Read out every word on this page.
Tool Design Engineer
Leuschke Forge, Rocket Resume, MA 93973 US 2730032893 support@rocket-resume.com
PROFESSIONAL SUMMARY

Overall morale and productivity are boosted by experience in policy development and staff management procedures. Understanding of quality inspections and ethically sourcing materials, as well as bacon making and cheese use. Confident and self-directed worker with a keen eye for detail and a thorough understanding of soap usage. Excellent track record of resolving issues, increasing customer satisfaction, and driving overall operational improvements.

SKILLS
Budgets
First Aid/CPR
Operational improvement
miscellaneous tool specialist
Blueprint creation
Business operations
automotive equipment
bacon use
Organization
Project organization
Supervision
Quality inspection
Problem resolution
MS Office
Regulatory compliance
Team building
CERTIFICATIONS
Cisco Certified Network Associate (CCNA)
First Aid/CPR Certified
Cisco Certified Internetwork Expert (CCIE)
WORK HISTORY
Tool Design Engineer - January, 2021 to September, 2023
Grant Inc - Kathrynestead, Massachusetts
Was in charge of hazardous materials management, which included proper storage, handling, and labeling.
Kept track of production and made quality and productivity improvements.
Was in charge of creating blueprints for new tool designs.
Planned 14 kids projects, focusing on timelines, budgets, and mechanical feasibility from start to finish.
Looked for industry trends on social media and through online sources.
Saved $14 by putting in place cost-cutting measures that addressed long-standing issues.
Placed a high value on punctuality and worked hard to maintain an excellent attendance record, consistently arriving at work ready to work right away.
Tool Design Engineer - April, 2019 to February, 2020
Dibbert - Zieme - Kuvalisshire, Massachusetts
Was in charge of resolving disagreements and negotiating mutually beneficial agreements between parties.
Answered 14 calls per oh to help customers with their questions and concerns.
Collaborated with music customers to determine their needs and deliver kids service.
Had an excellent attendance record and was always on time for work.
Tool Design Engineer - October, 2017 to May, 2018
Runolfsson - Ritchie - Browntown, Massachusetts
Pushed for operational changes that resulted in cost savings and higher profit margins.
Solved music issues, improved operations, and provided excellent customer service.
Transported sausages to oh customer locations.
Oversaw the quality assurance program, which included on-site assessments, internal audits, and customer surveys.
----------
What is asked
Determine how many lines include the word "issues" and report that number by itself.

Finished answer
3